- **Exercise brief**: From the listing below, extract each line containing the string "name".

- **Record list**:

= = = = = = =

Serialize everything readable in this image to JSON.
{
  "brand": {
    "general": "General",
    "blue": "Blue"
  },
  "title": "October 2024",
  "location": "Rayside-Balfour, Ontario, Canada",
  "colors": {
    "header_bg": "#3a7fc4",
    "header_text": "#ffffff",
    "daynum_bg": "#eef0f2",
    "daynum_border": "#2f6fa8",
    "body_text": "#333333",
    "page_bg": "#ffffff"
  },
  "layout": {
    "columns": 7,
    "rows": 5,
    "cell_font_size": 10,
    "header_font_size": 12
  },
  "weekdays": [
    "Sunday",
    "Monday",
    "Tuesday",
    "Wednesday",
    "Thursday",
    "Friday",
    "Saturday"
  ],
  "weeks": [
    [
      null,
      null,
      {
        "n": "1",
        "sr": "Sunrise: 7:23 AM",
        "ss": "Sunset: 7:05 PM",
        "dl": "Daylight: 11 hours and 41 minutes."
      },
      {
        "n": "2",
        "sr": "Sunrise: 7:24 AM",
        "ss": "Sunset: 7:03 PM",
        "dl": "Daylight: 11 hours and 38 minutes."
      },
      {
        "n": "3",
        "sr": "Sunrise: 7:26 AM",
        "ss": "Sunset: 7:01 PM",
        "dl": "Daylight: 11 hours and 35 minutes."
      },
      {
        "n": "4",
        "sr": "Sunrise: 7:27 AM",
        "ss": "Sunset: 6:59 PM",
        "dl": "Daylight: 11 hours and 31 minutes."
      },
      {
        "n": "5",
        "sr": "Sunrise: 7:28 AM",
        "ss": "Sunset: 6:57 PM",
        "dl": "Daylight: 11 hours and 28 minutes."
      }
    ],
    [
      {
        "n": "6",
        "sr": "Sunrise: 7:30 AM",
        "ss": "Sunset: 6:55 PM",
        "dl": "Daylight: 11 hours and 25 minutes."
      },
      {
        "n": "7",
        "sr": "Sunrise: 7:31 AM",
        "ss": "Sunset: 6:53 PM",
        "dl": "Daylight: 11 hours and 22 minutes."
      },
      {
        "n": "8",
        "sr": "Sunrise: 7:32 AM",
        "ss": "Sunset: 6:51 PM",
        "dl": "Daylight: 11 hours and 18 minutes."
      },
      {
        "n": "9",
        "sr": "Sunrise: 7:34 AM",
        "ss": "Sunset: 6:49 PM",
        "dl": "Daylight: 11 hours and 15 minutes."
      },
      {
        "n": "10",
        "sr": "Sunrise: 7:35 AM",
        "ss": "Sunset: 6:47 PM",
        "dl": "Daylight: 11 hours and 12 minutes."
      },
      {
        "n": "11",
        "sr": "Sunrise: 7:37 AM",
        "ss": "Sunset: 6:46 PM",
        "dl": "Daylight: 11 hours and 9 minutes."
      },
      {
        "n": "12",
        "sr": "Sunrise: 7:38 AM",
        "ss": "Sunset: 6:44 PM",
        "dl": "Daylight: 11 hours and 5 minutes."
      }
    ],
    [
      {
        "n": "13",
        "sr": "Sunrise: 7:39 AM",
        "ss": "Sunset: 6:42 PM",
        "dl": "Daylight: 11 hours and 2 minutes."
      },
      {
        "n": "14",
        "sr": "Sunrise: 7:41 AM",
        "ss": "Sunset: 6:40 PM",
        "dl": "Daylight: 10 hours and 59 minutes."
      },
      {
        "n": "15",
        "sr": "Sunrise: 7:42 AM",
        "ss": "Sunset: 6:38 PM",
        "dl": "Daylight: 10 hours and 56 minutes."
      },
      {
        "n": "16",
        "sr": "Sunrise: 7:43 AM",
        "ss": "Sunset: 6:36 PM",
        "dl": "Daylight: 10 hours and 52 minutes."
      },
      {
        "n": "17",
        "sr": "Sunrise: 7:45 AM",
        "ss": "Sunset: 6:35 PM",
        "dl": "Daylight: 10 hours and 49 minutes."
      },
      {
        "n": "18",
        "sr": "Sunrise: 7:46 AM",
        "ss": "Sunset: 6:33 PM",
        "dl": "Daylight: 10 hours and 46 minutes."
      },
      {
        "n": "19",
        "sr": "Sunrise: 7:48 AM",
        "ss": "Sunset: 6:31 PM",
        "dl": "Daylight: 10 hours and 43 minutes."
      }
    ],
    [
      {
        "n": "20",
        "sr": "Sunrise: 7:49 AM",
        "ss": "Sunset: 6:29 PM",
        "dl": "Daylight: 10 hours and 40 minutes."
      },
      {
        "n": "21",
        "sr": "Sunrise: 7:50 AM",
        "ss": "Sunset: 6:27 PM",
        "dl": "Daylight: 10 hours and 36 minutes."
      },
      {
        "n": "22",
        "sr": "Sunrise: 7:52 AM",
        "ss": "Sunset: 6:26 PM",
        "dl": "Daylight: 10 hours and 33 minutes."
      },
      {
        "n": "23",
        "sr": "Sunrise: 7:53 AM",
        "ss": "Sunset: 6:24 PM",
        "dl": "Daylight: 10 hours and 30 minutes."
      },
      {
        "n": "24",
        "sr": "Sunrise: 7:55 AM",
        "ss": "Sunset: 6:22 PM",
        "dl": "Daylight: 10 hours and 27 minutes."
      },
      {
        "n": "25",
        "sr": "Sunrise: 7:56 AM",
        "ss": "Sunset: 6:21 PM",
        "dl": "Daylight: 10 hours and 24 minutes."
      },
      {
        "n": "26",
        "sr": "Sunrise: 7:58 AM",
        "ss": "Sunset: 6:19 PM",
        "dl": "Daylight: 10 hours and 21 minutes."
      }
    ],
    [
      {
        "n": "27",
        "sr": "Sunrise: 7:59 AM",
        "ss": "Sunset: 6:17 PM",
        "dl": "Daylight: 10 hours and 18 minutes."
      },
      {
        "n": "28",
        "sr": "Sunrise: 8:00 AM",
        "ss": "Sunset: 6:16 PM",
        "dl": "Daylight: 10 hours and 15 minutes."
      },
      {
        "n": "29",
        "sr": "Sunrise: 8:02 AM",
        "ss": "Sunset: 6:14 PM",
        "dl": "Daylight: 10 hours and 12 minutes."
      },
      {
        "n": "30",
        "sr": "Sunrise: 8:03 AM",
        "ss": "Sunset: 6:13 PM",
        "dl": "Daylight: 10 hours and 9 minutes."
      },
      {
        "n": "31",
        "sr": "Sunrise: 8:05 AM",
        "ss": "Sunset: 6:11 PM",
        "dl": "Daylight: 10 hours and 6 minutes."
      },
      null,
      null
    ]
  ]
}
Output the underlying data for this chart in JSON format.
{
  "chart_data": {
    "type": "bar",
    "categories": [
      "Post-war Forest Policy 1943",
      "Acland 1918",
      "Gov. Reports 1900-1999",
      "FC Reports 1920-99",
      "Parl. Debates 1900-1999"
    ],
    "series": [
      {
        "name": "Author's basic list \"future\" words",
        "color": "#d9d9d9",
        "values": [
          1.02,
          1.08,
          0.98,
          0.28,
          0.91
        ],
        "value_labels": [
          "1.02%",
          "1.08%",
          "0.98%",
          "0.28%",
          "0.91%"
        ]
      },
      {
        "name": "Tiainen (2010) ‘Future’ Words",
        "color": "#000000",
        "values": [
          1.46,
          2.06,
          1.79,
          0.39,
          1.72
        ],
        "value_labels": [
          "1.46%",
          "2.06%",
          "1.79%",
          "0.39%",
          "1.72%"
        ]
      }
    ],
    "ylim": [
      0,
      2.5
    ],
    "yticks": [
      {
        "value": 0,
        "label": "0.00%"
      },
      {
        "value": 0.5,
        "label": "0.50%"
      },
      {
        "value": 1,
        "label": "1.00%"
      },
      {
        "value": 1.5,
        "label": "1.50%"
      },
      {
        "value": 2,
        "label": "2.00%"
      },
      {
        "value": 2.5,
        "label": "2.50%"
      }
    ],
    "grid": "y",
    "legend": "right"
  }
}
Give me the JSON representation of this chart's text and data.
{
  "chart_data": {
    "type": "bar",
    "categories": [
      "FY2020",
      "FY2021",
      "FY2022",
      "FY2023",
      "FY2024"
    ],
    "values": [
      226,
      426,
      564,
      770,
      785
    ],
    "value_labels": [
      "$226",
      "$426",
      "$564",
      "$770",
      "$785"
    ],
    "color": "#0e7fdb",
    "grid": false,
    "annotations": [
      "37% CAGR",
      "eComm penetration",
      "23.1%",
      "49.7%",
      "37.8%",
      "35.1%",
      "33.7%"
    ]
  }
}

= = = = = = =

- **Task response**:
        "name": "Author's basic list \"future\" words",
        "name": "Tiainen (2010) ‘Future’ Words",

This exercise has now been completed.